> Task data:
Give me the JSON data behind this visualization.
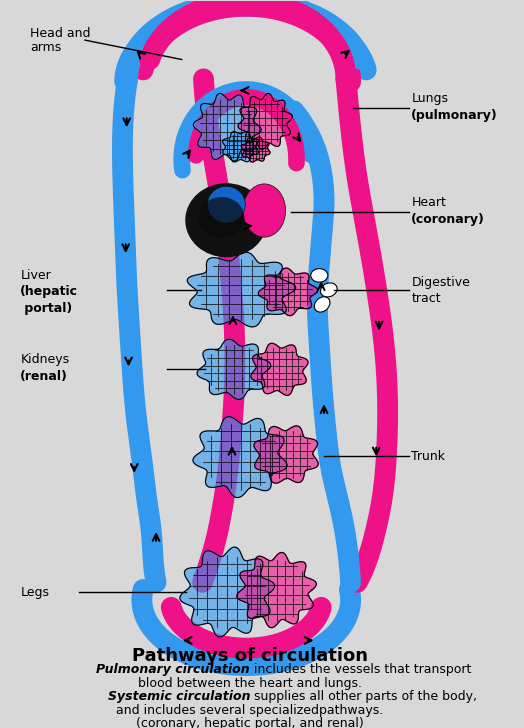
{
  "bg_color": "#d8d8d8",
  "title": "Pathways of circulation",
  "caption_line1": "Pulmonary circulation",
  "caption_line1b": " includes the vessels that transport",
  "caption_line2": "blood between the heart and lungs.",
  "caption_line3": "Systemic circulation",
  "caption_line3b": " supplies all other parts of the body,",
  "caption_line4": "and includes several specializedpathways.",
  "caption_line5": "(coronary, hepatic portal, and renal)",
  "blue_color": "#3399EE",
  "pink_color": "#EE1188",
  "label_fs": 9,
  "title_fs": 13,
  "cap_fs": 9
}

> Problem: Exclude the images and reproduce the remaining data exactly.

> Answer to this task:
Give me the JSON data behind this visualization.
{
  "bg_color": "#d8d8d8",
  "title": "Pathways of circulation",
  "caption_line1": "Pulmonary circulation",
  "caption_line1b": " includes the vessels that transport",
  "caption_line2": "blood between the heart and lungs.",
  "caption_line3": "Systemic circulation",
  "caption_line3b": " supplies all other parts of the body,",
  "caption_line4": "and includes several specializedpathways.",
  "caption_line5": "(coronary, hepatic portal, and renal)",
  "blue_color": "#3399EE",
  "pink_color": "#EE1188",
  "label_fs": 9,
  "title_fs": 13,
  "cap_fs": 9
}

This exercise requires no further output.